Obiettivo A: Nella presentazione del romanzo, quali personaggi vengono chiamati per nome o per soprannome? Elencali tutti.
Obiettivo B: Nella presentazione del romanzo, riscrivi il tratto tra "Virginie Despentes, Apocalypse" e "collerico e spassosissimo.", estremi inclusi, scambiando "black comedy" con "commedia nera".

Brano fornito:
== == ==

Virginie Despentes, Apocalypse Baby
Il libro
Irriverente e provocatorio, immerso nello sguardo acido di tre cattive ragazze – due investigatrici private sulle tracce di un’adolescente in fuga – Apocalypse Baby è una black comedy tutta al femminile, un thriller antisociale, collerico e spassosissimo.
***
La quindicenne Valentine Galtan, cocainomane ed espulsa da una serie di scuole private, sparisce misteriosamente su una banchina della metro di Parigi, malgrado fosse pedinata dall’investigatrice privata Lucie Toledo, assoldata dalla nonna della ragazzina. La povera Lucie, priva di qualsiasi iniziativa e sotto sotto in realtà intimamente solidale con gli adolescenti che tagliano la corda, sa di non potercela fare. Cosí decide di chiedere aiuto alla mitica «Iena», un’investigatrice leggendaria. Lesbica e facile a menar le mani, la Iena dà un’immediata svolta al caso. E col suo ciclone di energia traumatizza la povera Lucie, ma alla fine, a forza di scossoni, le apre gli occhi su un mondo insperato.

== == ==

Materiale fornito:
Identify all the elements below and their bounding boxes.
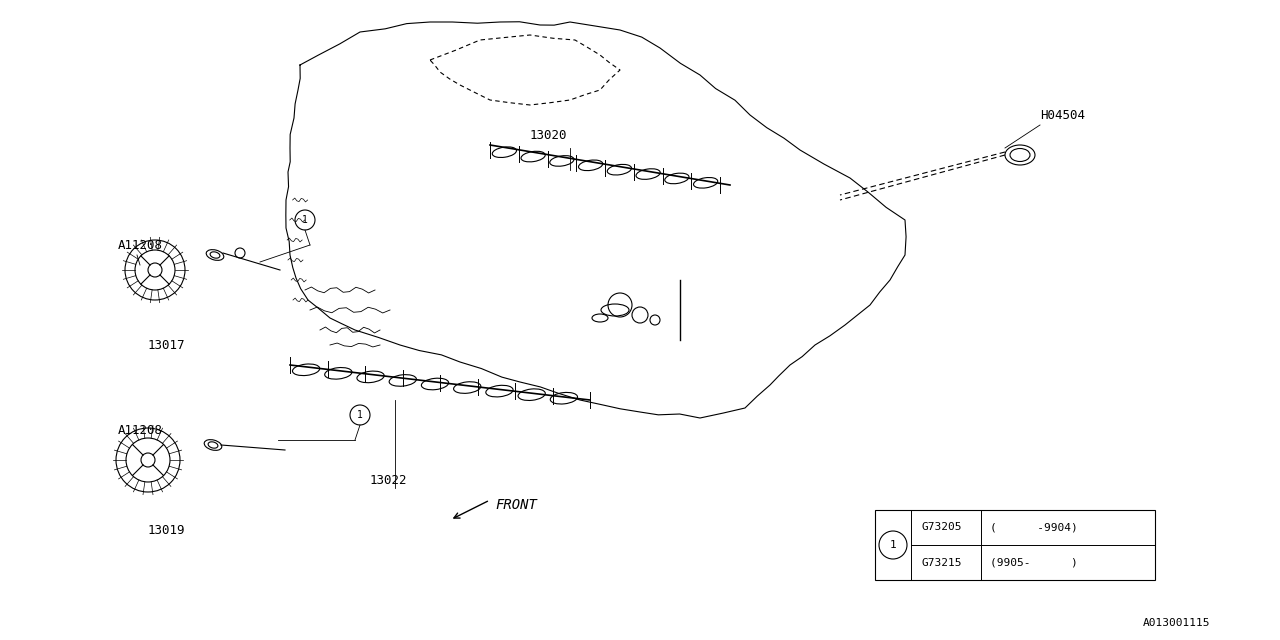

== == ==

Risposta svolta A: Valentine Galtan, Lucie Toledo, la Iena

Risposta svolta B:
Virginie Despentes, Apocalypse Baby
Il libro
Irriverente e provocatorio, immerso nello sguardo acido di tre cattive ragazze – due investigatrici private sulle tracce di un’adolescente in fuga – Apocalypse Baby è una commedia nera tutta al femminile, un thriller antisociale, collerico e spassosissimo.